_The problem_
Return the entries below in their exact form, leaving the pictures out.

[Data extracted from a collection]
▬▬▬
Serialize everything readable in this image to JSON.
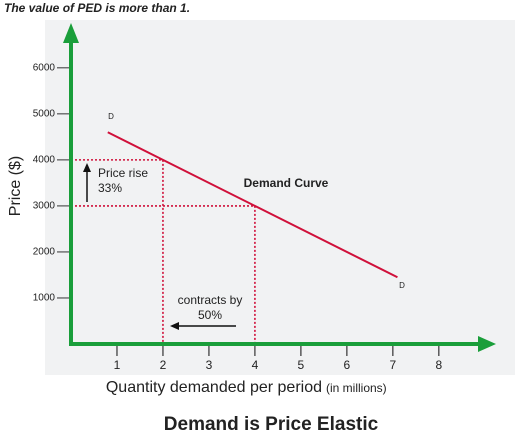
{
  "chart_data": {
    "type": "line",
    "title": "The value of PED is more than 1.",
    "caption": "Demand is Price Elastic",
    "x_label": "Quantity demanded per period",
    "x_label_unit": "(in millions)",
    "y_label": "Price ($)",
    "series": [
      {
        "name": "Demand Curve",
        "color": "#d0103a",
        "x": [
          0.8,
          2,
          4,
          7.1
        ],
        "values": [
          4600,
          4000,
          3000,
          1450
        ]
      }
    ],
    "guides": [
      {
        "x": 2,
        "y": 4000
      },
      {
        "x": 4,
        "y": 3000
      }
    ],
    "guide_color": "#d0103a",
    "axis_color": "#1a9e3a",
    "xlim": [
      0,
      9.2
    ],
    "ylim": [
      0,
      6800
    ],
    "xticks": [
      1,
      2,
      3,
      4,
      5,
      6,
      7,
      8
    ],
    "yticks": [
      1000,
      2000,
      3000,
      4000,
      5000,
      6000
    ],
    "annotations": {
      "start": "D",
      "end": "D",
      "price_rise": "Price rise",
      "price_rise_pct": "33%",
      "contracts": "contracts by",
      "contracts_pct": "50%"
    }
  }
}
▬▬▬
_Task answer_
Serialize everything readable in this image to JSON.
{
  "chart_data": {
    "type": "line",
    "title": "The value of PED is more than 1.",
    "caption": "Demand is Price Elastic",
    "x_label": "Quantity demanded per period",
    "x_label_unit": "(in millions)",
    "y_label": "Price ($)",
    "series": [
      {
        "name": "Demand Curve",
        "color": "#d0103a",
        "x": [
          0.8,
          2,
          4,
          7.1
        ],
        "values": [
          4600,
          4000,
          3000,
          1450
        ]
      }
    ],
    "guides": [
      {
        "x": 2,
        "y": 4000
      },
      {
        "x": 4,
        "y": 3000
      }
    ],
    "guide_color": "#d0103a",
    "axis_color": "#1a9e3a",
    "xlim": [
      0,
      9.2
    ],
    "ylim": [
      0,
      6800
    ],
    "xticks": [
      1,
      2,
      3,
      4,
      5,
      6,
      7,
      8
    ],
    "yticks": [
      1000,
      2000,
      3000,
      4000,
      5000,
      6000
    ],
    "annotations": {
      "start": "D",
      "end": "D",
      "price_rise": "Price rise",
      "price_rise_pct": "33%",
      "contracts": "contracts by",
      "contracts_pct": "50%"
    }
  }
}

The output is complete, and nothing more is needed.